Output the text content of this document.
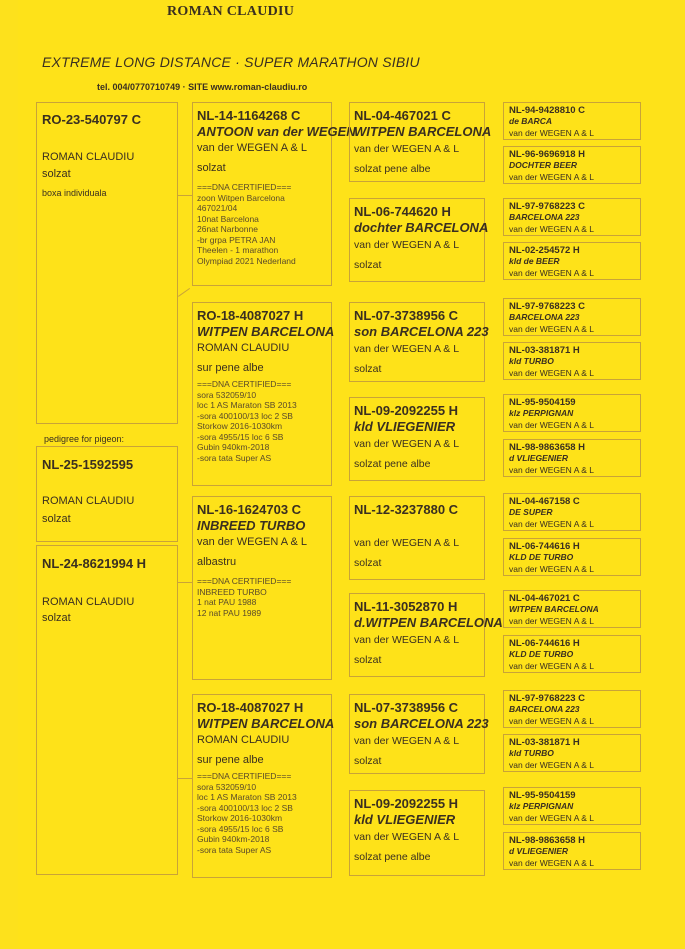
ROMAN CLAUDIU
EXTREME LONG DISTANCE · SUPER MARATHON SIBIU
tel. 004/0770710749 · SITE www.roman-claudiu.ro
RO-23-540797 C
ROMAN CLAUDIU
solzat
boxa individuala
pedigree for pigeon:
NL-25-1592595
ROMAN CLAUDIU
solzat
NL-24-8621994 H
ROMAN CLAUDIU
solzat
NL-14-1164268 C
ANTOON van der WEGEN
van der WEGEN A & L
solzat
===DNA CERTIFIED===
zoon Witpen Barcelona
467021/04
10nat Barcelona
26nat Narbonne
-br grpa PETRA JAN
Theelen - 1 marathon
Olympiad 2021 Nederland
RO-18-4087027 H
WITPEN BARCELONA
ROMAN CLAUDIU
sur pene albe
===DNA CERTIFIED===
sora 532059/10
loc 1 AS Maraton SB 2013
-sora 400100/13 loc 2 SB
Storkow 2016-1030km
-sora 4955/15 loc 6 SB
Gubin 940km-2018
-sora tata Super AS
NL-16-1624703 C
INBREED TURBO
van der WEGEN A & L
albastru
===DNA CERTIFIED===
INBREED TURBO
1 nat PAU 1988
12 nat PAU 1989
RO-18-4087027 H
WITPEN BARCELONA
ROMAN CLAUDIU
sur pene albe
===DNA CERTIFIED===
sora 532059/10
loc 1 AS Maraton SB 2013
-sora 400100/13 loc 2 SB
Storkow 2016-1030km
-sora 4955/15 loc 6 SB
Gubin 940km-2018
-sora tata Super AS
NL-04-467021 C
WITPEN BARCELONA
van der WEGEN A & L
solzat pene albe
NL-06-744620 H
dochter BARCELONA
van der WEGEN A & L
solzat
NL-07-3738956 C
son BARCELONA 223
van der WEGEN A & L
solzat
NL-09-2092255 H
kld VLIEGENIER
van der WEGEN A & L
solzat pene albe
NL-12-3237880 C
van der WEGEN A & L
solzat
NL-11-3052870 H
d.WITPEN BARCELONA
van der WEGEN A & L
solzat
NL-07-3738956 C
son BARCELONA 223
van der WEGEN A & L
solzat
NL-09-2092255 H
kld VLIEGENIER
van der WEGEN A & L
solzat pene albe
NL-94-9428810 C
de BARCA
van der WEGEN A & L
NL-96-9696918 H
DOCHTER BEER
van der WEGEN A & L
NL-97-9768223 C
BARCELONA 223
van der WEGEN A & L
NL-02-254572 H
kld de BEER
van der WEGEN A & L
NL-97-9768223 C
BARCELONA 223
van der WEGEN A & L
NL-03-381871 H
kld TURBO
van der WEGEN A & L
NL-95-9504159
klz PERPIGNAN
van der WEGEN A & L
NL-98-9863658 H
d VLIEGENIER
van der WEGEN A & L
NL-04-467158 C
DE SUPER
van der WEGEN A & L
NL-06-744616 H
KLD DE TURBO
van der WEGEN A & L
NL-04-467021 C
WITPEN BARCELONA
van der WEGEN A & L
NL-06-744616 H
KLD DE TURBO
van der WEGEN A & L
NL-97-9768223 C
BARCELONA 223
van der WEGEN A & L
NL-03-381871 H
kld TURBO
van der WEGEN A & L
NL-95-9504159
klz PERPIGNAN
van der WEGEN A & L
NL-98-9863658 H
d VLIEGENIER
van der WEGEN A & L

▬▬▬

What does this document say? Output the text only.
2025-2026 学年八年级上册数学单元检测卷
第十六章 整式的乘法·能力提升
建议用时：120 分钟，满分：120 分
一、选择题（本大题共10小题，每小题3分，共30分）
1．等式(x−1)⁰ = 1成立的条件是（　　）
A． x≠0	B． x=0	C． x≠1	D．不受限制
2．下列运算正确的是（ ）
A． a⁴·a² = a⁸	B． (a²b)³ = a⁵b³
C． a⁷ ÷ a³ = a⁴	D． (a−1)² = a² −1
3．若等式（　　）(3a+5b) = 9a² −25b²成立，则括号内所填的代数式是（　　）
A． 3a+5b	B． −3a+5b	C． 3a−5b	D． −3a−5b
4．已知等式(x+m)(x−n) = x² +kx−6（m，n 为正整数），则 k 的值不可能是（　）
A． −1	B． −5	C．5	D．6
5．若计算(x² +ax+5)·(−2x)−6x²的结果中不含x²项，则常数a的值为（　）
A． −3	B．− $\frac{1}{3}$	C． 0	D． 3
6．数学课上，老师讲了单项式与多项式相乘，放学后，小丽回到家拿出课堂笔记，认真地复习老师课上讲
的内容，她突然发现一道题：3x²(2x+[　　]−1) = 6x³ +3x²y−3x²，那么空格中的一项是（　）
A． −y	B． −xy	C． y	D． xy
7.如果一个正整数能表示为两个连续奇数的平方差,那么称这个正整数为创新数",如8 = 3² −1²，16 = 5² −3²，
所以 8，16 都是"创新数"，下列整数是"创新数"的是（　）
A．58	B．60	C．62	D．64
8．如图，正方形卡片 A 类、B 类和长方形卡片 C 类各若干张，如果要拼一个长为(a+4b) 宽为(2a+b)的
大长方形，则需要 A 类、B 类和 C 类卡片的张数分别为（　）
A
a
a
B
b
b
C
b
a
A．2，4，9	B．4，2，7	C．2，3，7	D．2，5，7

▬▬▬

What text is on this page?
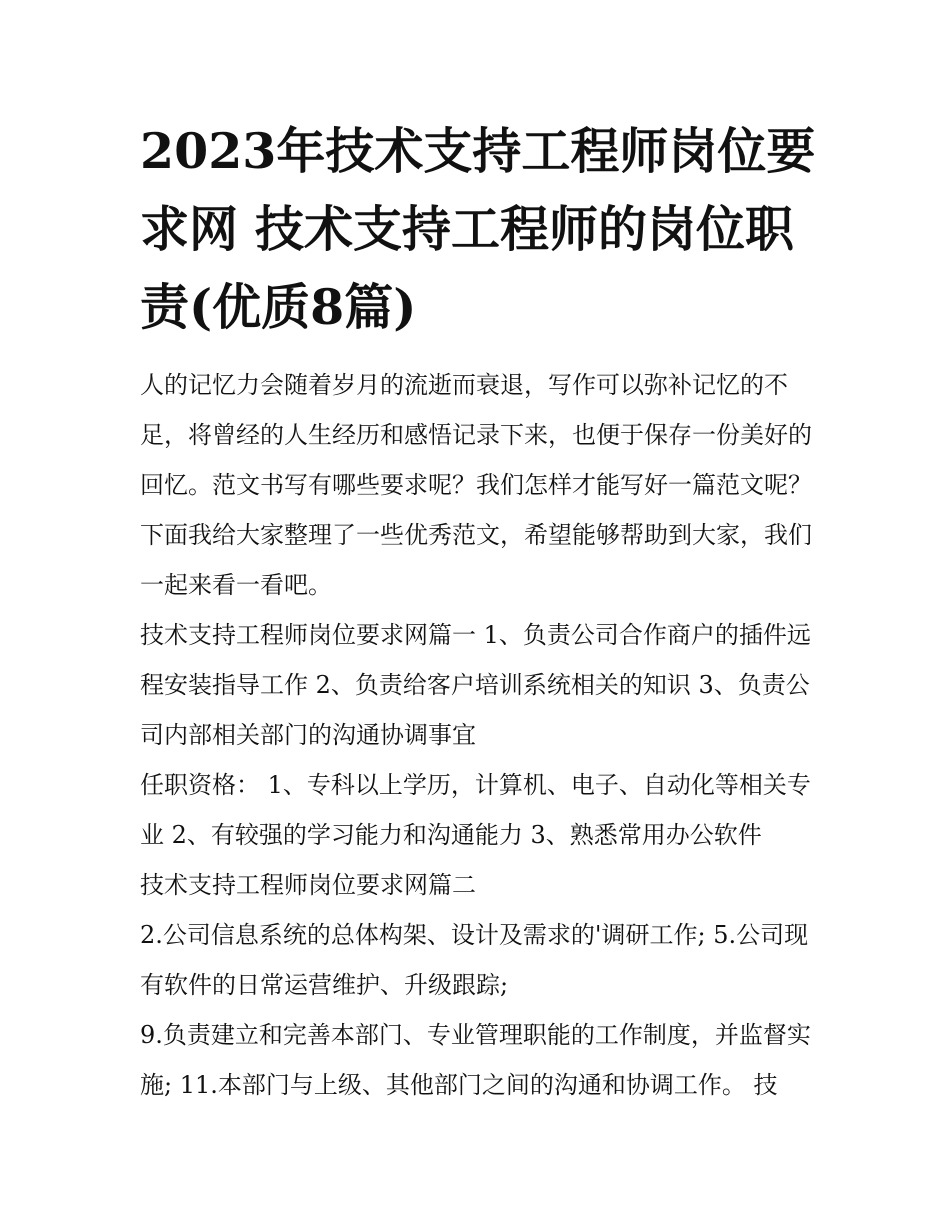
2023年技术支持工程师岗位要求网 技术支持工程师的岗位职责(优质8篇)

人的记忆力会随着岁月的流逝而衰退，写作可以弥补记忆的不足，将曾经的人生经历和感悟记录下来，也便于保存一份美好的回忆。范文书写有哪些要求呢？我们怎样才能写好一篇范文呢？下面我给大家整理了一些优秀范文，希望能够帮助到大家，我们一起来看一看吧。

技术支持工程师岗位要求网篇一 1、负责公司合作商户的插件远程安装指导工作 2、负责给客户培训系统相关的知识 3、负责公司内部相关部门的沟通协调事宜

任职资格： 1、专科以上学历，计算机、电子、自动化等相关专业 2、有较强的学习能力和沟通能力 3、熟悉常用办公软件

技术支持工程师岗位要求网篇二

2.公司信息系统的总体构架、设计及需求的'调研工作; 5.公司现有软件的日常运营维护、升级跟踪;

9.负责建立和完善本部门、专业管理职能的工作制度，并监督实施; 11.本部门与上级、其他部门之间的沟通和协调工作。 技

▬▬▬

PROBLEM DETAILS:
State how many lines include the string "this", and nothing more.

OUTPUT BELOW:
3